(WHAT YOU HAVE TO DO) Using the records provided below, locate and copy each line that contains the word "Ortiz".

(RECORDS TO USE)
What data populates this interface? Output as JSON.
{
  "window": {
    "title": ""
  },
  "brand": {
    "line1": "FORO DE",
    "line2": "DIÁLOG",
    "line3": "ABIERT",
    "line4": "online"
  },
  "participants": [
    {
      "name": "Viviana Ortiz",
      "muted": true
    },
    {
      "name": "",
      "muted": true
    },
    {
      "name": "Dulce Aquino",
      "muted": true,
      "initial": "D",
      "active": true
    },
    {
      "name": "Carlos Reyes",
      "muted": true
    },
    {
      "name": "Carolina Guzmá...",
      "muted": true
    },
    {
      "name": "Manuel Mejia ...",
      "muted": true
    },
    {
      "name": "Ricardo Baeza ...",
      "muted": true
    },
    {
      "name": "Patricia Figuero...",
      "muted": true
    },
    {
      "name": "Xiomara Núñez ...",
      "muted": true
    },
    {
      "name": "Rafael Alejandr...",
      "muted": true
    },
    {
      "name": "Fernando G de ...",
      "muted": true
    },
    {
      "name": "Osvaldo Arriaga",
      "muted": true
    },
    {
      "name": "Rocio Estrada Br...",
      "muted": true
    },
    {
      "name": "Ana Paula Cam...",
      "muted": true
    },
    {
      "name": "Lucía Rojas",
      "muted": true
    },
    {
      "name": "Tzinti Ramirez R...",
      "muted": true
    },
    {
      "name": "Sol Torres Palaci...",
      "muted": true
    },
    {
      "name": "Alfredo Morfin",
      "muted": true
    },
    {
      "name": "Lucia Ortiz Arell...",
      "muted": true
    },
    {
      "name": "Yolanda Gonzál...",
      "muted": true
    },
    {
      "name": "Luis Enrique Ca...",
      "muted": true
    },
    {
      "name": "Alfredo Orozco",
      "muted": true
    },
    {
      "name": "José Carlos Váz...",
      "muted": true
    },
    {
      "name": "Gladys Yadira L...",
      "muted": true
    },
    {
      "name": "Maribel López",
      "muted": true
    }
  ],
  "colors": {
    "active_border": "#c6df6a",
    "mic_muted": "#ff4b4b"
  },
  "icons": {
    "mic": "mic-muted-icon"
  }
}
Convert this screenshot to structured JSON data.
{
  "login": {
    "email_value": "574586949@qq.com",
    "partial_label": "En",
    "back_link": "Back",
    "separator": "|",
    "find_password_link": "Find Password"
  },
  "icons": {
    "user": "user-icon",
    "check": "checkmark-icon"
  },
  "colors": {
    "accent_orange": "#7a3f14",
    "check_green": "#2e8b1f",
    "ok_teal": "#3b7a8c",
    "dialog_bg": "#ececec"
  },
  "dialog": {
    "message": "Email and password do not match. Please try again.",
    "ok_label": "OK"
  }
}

--

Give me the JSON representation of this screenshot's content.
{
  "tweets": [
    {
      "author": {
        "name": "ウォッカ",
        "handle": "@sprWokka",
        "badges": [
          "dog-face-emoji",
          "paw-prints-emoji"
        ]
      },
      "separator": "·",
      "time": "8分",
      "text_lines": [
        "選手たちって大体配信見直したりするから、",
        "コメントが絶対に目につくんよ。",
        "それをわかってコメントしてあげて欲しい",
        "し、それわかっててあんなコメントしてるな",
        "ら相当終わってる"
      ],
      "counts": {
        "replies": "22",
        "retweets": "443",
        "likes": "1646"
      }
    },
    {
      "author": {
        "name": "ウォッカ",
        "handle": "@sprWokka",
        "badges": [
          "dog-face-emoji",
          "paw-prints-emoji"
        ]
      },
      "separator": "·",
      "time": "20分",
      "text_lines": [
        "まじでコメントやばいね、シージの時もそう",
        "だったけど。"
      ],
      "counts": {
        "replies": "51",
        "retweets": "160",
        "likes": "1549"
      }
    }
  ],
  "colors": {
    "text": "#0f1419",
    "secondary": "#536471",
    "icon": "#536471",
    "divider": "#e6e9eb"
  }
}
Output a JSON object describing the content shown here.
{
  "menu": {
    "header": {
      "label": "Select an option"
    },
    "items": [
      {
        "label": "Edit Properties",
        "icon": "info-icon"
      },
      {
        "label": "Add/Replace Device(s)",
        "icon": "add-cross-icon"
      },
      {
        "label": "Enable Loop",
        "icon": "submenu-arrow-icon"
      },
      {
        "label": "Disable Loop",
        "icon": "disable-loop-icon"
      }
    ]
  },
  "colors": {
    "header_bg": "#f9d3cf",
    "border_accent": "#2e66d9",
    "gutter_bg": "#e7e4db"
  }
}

(EXERCISE ANSWER)
      "name": "Viviana Ortiz",
      "name": "Lucia Ortiz Arell...",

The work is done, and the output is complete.